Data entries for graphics
____________________

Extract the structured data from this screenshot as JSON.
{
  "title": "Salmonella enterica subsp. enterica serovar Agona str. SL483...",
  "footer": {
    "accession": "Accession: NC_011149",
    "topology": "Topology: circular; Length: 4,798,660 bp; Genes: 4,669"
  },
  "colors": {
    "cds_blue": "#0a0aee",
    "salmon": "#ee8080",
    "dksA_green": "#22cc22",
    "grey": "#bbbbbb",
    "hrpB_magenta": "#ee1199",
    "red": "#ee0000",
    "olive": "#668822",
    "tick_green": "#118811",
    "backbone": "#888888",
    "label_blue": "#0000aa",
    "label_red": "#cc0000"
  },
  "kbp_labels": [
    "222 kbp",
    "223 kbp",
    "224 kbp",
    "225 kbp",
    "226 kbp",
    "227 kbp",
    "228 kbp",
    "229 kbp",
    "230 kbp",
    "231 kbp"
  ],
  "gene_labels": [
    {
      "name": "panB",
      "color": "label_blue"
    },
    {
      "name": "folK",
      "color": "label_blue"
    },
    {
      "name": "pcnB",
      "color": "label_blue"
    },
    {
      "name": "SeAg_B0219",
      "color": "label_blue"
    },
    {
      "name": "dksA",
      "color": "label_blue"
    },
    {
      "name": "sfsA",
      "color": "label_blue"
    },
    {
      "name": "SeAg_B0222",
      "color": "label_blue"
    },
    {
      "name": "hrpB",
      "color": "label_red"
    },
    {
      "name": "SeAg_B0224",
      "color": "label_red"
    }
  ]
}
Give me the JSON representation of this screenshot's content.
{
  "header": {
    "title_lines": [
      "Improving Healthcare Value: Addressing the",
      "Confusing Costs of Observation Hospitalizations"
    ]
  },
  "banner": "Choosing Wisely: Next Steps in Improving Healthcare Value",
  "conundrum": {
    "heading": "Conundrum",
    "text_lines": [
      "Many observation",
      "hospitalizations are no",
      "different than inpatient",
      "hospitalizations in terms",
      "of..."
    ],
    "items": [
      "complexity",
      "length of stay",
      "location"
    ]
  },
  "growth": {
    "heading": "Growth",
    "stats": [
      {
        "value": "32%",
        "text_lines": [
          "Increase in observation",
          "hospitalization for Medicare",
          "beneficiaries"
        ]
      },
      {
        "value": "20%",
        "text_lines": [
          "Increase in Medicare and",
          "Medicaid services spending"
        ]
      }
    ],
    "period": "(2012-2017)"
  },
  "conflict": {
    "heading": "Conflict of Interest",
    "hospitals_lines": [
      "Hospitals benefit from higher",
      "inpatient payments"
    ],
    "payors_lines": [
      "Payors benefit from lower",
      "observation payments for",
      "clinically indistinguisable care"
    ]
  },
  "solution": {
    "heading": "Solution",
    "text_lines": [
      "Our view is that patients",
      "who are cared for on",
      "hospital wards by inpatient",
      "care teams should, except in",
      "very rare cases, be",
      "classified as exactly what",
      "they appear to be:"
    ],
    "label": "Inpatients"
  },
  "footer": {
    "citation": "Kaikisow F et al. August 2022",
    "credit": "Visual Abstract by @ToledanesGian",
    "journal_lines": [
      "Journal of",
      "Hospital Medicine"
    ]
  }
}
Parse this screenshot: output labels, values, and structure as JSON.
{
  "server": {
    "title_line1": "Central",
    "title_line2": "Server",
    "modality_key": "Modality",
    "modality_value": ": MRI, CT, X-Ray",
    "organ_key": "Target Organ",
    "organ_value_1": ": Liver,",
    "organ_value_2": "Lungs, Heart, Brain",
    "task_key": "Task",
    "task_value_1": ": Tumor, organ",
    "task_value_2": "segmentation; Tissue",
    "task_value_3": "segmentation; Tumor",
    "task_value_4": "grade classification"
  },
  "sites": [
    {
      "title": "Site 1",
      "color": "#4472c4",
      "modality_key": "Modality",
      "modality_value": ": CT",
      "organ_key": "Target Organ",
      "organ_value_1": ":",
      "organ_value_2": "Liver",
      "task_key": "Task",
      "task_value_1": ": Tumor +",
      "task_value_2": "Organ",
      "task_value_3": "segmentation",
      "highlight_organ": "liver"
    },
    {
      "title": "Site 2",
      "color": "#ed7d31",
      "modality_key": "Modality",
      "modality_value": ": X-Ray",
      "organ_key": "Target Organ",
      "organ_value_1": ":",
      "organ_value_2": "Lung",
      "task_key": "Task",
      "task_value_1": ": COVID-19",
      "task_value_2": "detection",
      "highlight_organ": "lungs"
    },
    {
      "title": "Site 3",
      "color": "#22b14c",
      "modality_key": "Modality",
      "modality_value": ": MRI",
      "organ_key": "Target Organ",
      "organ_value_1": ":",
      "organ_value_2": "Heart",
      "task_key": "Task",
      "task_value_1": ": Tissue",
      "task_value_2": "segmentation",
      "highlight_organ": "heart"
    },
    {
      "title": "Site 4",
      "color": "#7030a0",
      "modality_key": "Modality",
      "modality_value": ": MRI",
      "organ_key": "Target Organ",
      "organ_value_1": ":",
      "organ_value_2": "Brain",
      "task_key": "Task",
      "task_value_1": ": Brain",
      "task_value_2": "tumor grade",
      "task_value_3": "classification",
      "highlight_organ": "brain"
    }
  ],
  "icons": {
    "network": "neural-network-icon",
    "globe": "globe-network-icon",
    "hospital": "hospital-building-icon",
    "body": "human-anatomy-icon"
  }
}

____________________

*The problem*
Could you reproduce every record exactly as shown above?

*Solution below*
Extract the structured data from this screenshot as JSON.
{
  "title": "Salmonella enterica subsp. enterica serovar Agona str. SL483...",
  "footer": {
    "accession": "Accession: NC_011149",
    "topology": "Topology: circular; Length: 4,798,660 bp; Genes: 4,669"
  },
  "colors": {
    "cds_blue": "#0a0aee",
    "salmon": "#ee8080",
    "dksA_green": "#22cc22",
    "grey": "#bbbbbb",
    "hrpB_magenta": "#ee1199",
    "red": "#ee0000",
    "olive": "#668822",
    "tick_green": "#118811",
    "backbone": "#888888",
    "label_blue": "#0000aa",
    "label_red": "#cc0000"
  },
  "kbp_labels": [
    "222 kbp",
    "223 kbp",
    "224 kbp",
    "225 kbp",
    "226 kbp",
    "227 kbp",
    "228 kbp",
    "229 kbp",
    "230 kbp",
    "231 kbp"
  ],
  "gene_labels": [
    {
      "name": "panB",
      "color": "label_blue"
    },
    {
      "name": "folK",
      "color": "label_blue"
    },
    {
      "name": "pcnB",
      "color": "label_blue"
    },
    {
      "name": "SeAg_B0219",
      "color": "label_blue"
    },
    {
      "name": "dksA",
      "color": "label_blue"
    },
    {
      "name": "sfsA",
      "color": "label_blue"
    },
    {
      "name": "SeAg_B0222",
      "color": "label_blue"
    },
    {
      "name": "hrpB",
      "color": "label_red"
    },
    {
      "name": "SeAg_B0224",
      "color": "label_red"
    }
  ]
}
Give me the JSON representation of this screenshot's content.
{
  "header": {
    "title_lines": [
      "Improving Healthcare Value: Addressing the",
      "Confusing Costs of Observation Hospitalizations"
    ]
  },
  "banner": "Choosing Wisely: Next Steps in Improving Healthcare Value",
  "conundrum": {
    "heading": "Conundrum",
    "text_lines": [
      "Many observation",
      "hospitalizations are no",
      "different than inpatient",
      "hospitalizations in terms",
      "of..."
    ],
    "items": [
      "complexity",
      "length of stay",
      "location"
    ]
  },
  "growth": {
    "heading": "Growth",
    "stats": [
      {
        "value": "32%",
        "text_lines": [
          "Increase in observation",
          "hospitalization for Medicare",
          "beneficiaries"
        ]
      },
      {
        "value": "20%",
        "text_lines": [
          "Increase in Medicare and",
          "Medicaid services spending"
        ]
      }
    ],
    "period": "(2012-2017)"
  },
  "conflict": {
    "heading": "Conflict of Interest",
    "hospitals_lines": [
      "Hospitals benefit from higher",
      "inpatient payments"
    ],
    "payors_lines": [
      "Payors benefit from lower",
      "observation payments for",
      "clinically indistinguisable care"
    ]
  },
  "solution": {
    "heading": "Solution",
    "text_lines": [
      "Our view is that patients",
      "who are cared for on",
      "hospital wards by inpatient",
      "care teams should, except in",
      "very rare cases, be",
      "classified as exactly what",
      "they appear to be:"
    ],
    "label": "Inpatients"
  },
  "footer": {
    "citation": "Kaikisow F et al. August 2022",
    "credit": "Visual Abstract by @ToledanesGian",
    "journal_lines": [
      "Journal of",
      "Hospital Medicine"
    ]
  }
}
Parse this screenshot: output labels, values, and structure as JSON.
{
  "server": {
    "title_line1": "Central",
    "title_line2": "Server",
    "modality_key": "Modality",
    "modality_value": ": MRI, CT, X-Ray",
    "organ_key": "Target Organ",
    "organ_value_1": ": Liver,",
    "organ_value_2": "Lungs, Heart, Brain",
    "task_key": "Task",
    "task_value_1": ": Tumor, organ",
    "task_value_2": "segmentation; Tissue",
    "task_value_3": "segmentation; Tumor",
    "task_value_4": "grade classification"
  },
  "sites": [
    {
      "title": "Site 1",
      "color": "#4472c4",
      "modality_key": "Modality",
      "modality_value": ": CT",
      "organ_key": "Target Organ",
      "organ_value_1": ":",
      "organ_value_2": "Liver",
      "task_key": "Task",
      "task_value_1": ": Tumor +",
      "task_value_2": "Organ",
      "task_value_3": "segmentation",
      "highlight_organ": "liver"
    },
    {
      "title": "Site 2",
      "color": "#ed7d31",
      "modality_key": "Modality",
      "modality_value": ": X-Ray",
      "organ_key": "Target Organ",
      "organ_value_1": ":",
      "organ_value_2": "Lung",
      "task_key": "Task",
      "task_value_1": ": COVID-19",
      "task_value_2": "detection",
      "highlight_organ": "lungs"
    },
    {
      "title": "Site 3",
      "color": "#22b14c",
      "modality_key": "Modality",
      "modality_value": ": MRI",
      "organ_key": "Target Organ",
      "organ_value_1": ":",
      "organ_value_2": "Heart",
      "task_key": "Task",
      "task_value_1": ": Tissue",
      "task_value_2": "segmentation",
      "highlight_organ": "heart"
    },
    {
      "title": "Site 4",
      "color": "#7030a0",
      "modality_key": "Modality",
      "modality_value": ": MRI",
      "organ_key": "Target Organ",
      "organ_value_1": ":",
      "organ_value_2": "Brain",
      "task_key": "Task",
      "task_value_1": ": Brain",
      "task_value_2": "tumor grade",
      "task_value_3": "classification",
      "highlight_organ": "brain"
    }
  ],
  "icons": {
    "network": "neural-network-icon",
    "globe": "globe-network-icon",
    "hospital": "hospital-building-icon",
    "body": "human-anatomy-icon"
  }
}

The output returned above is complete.